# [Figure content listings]
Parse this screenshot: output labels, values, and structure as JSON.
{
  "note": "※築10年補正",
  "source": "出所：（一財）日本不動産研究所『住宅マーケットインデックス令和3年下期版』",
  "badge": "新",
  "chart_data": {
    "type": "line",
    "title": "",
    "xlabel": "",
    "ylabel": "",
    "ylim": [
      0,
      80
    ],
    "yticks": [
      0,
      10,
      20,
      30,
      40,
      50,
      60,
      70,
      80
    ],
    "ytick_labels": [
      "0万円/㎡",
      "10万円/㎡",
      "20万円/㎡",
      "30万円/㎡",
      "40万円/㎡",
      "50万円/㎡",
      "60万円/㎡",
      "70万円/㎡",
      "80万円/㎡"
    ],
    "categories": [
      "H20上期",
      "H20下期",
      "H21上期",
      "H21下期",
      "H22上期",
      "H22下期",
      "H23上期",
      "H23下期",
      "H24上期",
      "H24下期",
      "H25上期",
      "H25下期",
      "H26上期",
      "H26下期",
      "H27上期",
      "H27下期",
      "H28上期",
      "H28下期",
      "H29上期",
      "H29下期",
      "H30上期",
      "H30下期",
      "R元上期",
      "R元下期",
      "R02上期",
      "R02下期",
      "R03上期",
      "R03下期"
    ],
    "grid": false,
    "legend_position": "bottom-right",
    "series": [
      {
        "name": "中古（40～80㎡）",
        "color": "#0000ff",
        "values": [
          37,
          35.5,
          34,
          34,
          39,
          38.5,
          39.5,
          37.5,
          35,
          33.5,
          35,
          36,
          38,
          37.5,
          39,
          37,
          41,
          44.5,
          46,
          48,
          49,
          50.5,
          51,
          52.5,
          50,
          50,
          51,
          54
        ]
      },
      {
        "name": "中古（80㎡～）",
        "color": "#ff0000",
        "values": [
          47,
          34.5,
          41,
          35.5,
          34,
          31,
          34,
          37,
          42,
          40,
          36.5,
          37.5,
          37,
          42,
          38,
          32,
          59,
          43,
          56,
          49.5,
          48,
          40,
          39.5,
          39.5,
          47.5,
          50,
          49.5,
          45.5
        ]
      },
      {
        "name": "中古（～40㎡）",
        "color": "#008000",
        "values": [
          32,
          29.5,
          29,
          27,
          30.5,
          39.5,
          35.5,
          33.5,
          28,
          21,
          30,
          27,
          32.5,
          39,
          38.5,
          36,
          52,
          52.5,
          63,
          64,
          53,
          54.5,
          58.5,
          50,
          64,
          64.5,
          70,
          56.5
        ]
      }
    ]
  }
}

# [OBJECTIVE]
Quote every entry exactly.

# [TASK OUTPUT]
Parse this screenshot: output labels, values, and structure as JSON.
{
  "note": "※築10年補正",
  "source": "出所：（一財）日本不動産研究所『住宅マーケットインデックス令和3年下期版』",
  "badge": "新",
  "chart_data": {
    "type": "line",
    "title": "",
    "xlabel": "",
    "ylabel": "",
    "ylim": [
      0,
      80
    ],
    "yticks": [
      0,
      10,
      20,
      30,
      40,
      50,
      60,
      70,
      80
    ],
    "ytick_labels": [
      "0万円/㎡",
      "10万円/㎡",
      "20万円/㎡",
      "30万円/㎡",
      "40万円/㎡",
      "50万円/㎡",
      "60万円/㎡",
      "70万円/㎡",
      "80万円/㎡"
    ],
    "categories": [
      "H20上期",
      "H20下期",
      "H21上期",
      "H21下期",
      "H22上期",
      "H22下期",
      "H23上期",
      "H23下期",
      "H24上期",
      "H24下期",
      "H25上期",
      "H25下期",
      "H26上期",
      "H26下期",
      "H27上期",
      "H27下期",
      "H28上期",
      "H28下期",
      "H29上期",
      "H29下期",
      "H30上期",
      "H30下期",
      "R元上期",
      "R元下期",
      "R02上期",
      "R02下期",
      "R03上期",
      "R03下期"
    ],
    "grid": false,
    "legend_position": "bottom-right",
    "series": [
      {
        "name": "中古（40～80㎡）",
        "color": "#0000ff",
        "values": [
          37,
          35.5,
          34,
          34,
          39,
          38.5,
          39.5,
          37.5,
          35,
          33.5,
          35,
          36,
          38,
          37.5,
          39,
          37,
          41,
          44.5,
          46,
          48,
          49,
          50.5,
          51,
          52.5,
          50,
          50,
          51,
          54
        ]
      },
      {
        "name": "中古（80㎡～）",
        "color": "#ff0000",
        "values": [
          47,
          34.5,
          41,
          35.5,
          34,
          31,
          34,
          37,
          42,
          40,
          36.5,
          37.5,
          37,
          42,
          38,
          32,
          59,
          43,
          56,
          49.5,
          48,
          40,
          39.5,
          39.5,
          47.5,
          50,
          49.5,
          45.5
        ]
      },
      {
        "name": "中古（～40㎡）",
        "color": "#008000",
        "values": [
          32,
          29.5,
          29,
          27,
          30.5,
          39.5,
          35.5,
          33.5,
          28,
          21,
          30,
          27,
          32.5,
          39,
          38.5,
          36,
          52,
          52.5,
          63,
          64,
          53,
          54.5,
          58.5,
          50,
          64,
          64.5,
          70,
          56.5
        ]
      }
    ]
  }
}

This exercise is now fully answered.